# GOAL
Write out every record below exactly as it appears.

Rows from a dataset
+ + + +
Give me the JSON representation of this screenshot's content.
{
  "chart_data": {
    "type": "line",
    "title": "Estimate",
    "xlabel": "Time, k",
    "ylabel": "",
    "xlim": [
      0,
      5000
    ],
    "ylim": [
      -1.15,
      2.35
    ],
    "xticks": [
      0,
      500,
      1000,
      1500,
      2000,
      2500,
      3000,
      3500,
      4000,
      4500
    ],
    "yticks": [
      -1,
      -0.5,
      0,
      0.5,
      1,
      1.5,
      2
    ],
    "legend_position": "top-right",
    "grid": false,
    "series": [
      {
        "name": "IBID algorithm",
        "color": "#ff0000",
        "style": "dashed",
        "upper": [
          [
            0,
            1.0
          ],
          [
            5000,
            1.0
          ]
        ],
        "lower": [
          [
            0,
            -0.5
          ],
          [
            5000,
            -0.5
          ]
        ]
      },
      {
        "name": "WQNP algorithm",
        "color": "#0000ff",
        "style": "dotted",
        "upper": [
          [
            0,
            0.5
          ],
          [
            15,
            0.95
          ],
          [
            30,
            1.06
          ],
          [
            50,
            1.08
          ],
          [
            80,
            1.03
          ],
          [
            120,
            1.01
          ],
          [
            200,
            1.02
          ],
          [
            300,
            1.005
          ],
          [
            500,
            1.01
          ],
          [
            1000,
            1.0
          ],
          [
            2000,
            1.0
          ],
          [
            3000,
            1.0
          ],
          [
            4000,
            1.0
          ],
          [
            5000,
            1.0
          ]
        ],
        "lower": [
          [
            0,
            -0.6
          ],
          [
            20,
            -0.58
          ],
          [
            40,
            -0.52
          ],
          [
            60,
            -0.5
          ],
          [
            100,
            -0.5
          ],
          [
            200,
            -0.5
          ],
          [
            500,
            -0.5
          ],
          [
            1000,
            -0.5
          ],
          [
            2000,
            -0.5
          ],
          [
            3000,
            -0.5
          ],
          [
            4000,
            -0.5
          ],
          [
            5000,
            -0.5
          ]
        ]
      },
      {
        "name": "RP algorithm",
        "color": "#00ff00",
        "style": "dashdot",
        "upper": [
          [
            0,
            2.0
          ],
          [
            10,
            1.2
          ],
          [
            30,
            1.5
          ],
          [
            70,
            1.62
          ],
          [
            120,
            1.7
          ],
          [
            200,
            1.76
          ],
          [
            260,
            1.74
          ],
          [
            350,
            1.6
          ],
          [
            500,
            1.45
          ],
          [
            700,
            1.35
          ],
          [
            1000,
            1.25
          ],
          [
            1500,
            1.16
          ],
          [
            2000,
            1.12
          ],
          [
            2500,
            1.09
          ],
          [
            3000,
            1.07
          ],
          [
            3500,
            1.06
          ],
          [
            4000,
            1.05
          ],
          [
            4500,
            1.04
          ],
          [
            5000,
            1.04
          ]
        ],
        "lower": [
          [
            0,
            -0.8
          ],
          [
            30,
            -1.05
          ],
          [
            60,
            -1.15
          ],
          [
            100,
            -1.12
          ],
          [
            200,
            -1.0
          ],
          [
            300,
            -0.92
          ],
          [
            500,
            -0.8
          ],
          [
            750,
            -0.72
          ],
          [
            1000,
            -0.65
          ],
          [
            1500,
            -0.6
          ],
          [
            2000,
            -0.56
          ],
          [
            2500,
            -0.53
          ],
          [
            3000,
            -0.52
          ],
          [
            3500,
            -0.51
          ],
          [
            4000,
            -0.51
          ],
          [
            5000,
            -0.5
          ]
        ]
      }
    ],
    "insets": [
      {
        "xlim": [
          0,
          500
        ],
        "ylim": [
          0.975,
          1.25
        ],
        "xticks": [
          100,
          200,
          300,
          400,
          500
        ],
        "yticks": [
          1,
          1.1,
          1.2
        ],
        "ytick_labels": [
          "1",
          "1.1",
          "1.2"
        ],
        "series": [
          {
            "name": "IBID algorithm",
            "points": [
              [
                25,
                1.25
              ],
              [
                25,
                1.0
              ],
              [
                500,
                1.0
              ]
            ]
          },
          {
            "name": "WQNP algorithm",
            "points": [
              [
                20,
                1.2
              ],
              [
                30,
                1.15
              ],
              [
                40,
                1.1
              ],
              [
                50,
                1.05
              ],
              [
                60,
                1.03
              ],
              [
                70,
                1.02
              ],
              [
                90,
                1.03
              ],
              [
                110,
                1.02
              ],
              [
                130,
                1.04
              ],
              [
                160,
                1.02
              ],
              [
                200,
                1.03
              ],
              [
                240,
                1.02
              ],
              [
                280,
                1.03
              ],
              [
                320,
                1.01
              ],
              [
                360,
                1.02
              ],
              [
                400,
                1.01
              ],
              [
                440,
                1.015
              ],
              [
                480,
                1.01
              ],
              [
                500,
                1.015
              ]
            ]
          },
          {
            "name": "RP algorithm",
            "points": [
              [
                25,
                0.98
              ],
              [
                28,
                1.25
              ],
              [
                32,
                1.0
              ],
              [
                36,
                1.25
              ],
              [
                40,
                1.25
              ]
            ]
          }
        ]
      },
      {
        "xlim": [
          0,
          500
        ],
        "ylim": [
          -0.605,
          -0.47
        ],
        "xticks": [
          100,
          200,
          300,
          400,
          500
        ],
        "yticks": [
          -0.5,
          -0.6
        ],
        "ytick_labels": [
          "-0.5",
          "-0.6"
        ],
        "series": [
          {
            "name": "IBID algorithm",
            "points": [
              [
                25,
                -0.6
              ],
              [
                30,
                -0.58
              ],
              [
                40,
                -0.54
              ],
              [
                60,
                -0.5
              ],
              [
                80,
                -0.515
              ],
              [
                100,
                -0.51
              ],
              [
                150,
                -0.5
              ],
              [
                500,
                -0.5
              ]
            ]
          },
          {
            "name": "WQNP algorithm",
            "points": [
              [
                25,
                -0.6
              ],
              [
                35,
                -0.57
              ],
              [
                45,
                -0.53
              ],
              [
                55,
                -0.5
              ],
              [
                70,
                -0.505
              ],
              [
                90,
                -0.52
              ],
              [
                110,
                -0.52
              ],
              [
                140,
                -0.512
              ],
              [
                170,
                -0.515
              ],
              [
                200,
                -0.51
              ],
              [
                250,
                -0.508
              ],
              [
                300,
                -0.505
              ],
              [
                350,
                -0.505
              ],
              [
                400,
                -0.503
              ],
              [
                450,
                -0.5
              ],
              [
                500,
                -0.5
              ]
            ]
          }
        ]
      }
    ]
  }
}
+ + + +
# EXPECTED ANSWER
Give me the JSON representation of this screenshot's content.
{
  "chart_data": {
    "type": "line",
    "title": "Estimate",
    "xlabel": "Time, k",
    "ylabel": "",
    "xlim": [
      0,
      5000
    ],
    "ylim": [
      -1.15,
      2.35
    ],
    "xticks": [
      0,
      500,
      1000,
      1500,
      2000,
      2500,
      3000,
      3500,
      4000,
      4500
    ],
    "yticks": [
      -1,
      -0.5,
      0,
      0.5,
      1,
      1.5,
      2
    ],
    "legend_position": "top-right",
    "grid": false,
    "series": [
      {
        "name": "IBID algorithm",
        "color": "#ff0000",
        "style": "dashed",
        "upper": [
          [
            0,
            1.0
          ],
          [
            5000,
            1.0
          ]
        ],
        "lower": [
          [
            0,
            -0.5
          ],
          [
            5000,
            -0.5
          ]
        ]
      },
      {
        "name": "WQNP algorithm",
        "color": "#0000ff",
        "style": "dotted",
        "upper": [
          [
            0,
            0.5
          ],
          [
            15,
            0.95
          ],
          [
            30,
            1.06
          ],
          [
            50,
            1.08
          ],
          [
            80,
            1.03
          ],
          [
            120,
            1.01
          ],
          [
            200,
            1.02
          ],
          [
            300,
            1.005
          ],
          [
            500,
            1.01
          ],
          [
            1000,
            1.0
          ],
          [
            2000,
            1.0
          ],
          [
            3000,
            1.0
          ],
          [
            4000,
            1.0
          ],
          [
            5000,
            1.0
          ]
        ],
        "lower": [
          [
            0,
            -0.6
          ],
          [
            20,
            -0.58
          ],
          [
            40,
            -0.52
          ],
          [
            60,
            -0.5
          ],
          [
            100,
            -0.5
          ],
          [
            200,
            -0.5
          ],
          [
            500,
            -0.5
          ],
          [
            1000,
            -0.5
          ],
          [
            2000,
            -0.5
          ],
          [
            3000,
            -0.5
          ],
          [
            4000,
            -0.5
          ],
          [
            5000,
            -0.5
          ]
        ]
      },
      {
        "name": "RP algorithm",
        "color": "#00ff00",
        "style": "dashdot",
        "upper": [
          [
            0,
            2.0
          ],
          [
            10,
            1.2
          ],
          [
            30,
            1.5
          ],
          [
            70,
            1.62
          ],
          [
            120,
            1.7
          ],
          [
            200,
            1.76
          ],
          [
            260,
            1.74
          ],
          [
            350,
            1.6
          ],
          [
            500,
            1.45
          ],
          [
            700,
            1.35
          ],
          [
            1000,
            1.25
          ],
          [
            1500,
            1.16
          ],
          [
            2000,
            1.12
          ],
          [
            2500,
            1.09
          ],
          [
            3000,
            1.07
          ],
          [
            3500,
            1.06
          ],
          [
            4000,
            1.05
          ],
          [
            4500,
            1.04
          ],
          [
            5000,
            1.04
          ]
        ],
        "lower": [
          [
            0,
            -0.8
          ],
          [
            30,
            -1.05
          ],
          [
            60,
            -1.15
          ],
          [
            100,
            -1.12
          ],
          [
            200,
            -1.0
          ],
          [
            300,
            -0.92
          ],
          [
            500,
            -0.8
          ],
          [
            750,
            -0.72
          ],
          [
            1000,
            -0.65
          ],
          [
            1500,
            -0.6
          ],
          [
            2000,
            -0.56
          ],
          [
            2500,
            -0.53
          ],
          [
            3000,
            -0.52
          ],
          [
            3500,
            -0.51
          ],
          [
            4000,
            -0.51
          ],
          [
            5000,
            -0.5
          ]
        ]
      }
    ],
    "insets": [
      {
        "xlim": [
          0,
          500
        ],
        "ylim": [
          0.975,
          1.25
        ],
        "xticks": [
          100,
          200,
          300,
          400,
          500
        ],
        "yticks": [
          1,
          1.1,
          1.2
        ],
        "ytick_labels": [
          "1",
          "1.1",
          "1.2"
        ],
        "series": [
          {
            "name": "IBID algorithm",
            "points": [
              [
                25,
                1.25
              ],
              [
                25,
                1.0
              ],
              [
                500,
                1.0
              ]
            ]
          },
          {
            "name": "WQNP algorithm",
            "points": [
              [
                20,
                1.2
              ],
              [
                30,
                1.15
              ],
              [
                40,
                1.1
              ],
              [
                50,
                1.05
              ],
              [
                60,
                1.03
              ],
              [
                70,
                1.02
              ],
              [
                90,
                1.03
              ],
              [
                110,
                1.02
              ],
              [
                130,
                1.04
              ],
              [
                160,
                1.02
              ],
              [
                200,
                1.03
              ],
              [
                240,
                1.02
              ],
              [
                280,
                1.03
              ],
              [
                320,
                1.01
              ],
              [
                360,
                1.02
              ],
              [
                400,
                1.01
              ],
              [
                440,
                1.015
              ],
              [
                480,
                1.01
              ],
              [
                500,
                1.015
              ]
            ]
          },
          {
            "name": "RP algorithm",
            "points": [
              [
                25,
                0.98
              ],
              [
                28,
                1.25
              ],
              [
                32,
                1.0
              ],
              [
                36,
                1.25
              ],
              [
                40,
                1.25
              ]
            ]
          }
        ]
      },
      {
        "xlim": [
          0,
          500
        ],
        "ylim": [
          -0.605,
          -0.47
        ],
        "xticks": [
          100,
          200,
          300,
          400,
          500
        ],
        "yticks": [
          -0.5,
          -0.6
        ],
        "ytick_labels": [
          "-0.5",
          "-0.6"
        ],
        "series": [
          {
            "name": "IBID algorithm",
            "points": [
              [
                25,
                -0.6
              ],
              [
                30,
                -0.58
              ],
              [
                40,
                -0.54
              ],
              [
                60,
                -0.5
              ],
              [
                80,
                -0.515
              ],
              [
                100,
                -0.51
              ],
              [
                150,
                -0.5
              ],
              [
                500,
                -0.5
              ]
            ]
          },
          {
            "name": "WQNP algorithm",
            "points": [
              [
                25,
                -0.6
              ],
              [
                35,
                -0.57
              ],
              [
                45,
                -0.53
              ],
              [
                55,
                -0.5
              ],
              [
                70,
                -0.505
              ],
              [
                90,
                -0.52
              ],
              [
                110,
                -0.52
              ],
              [
                140,
                -0.512
              ],
              [
                170,
                -0.515
              ],
              [
                200,
                -0.51
              ],
              [
                250,
                -0.508
              ],
              [
                300,
                -0.505
              ],
              [
                350,
                -0.505
              ],
              [
                400,
                -0.503
              ],
              [
                450,
                -0.5
              ],
              [
                500,
                -0.5
              ]
            ]
          }
        ]
      }
    ]
  }
}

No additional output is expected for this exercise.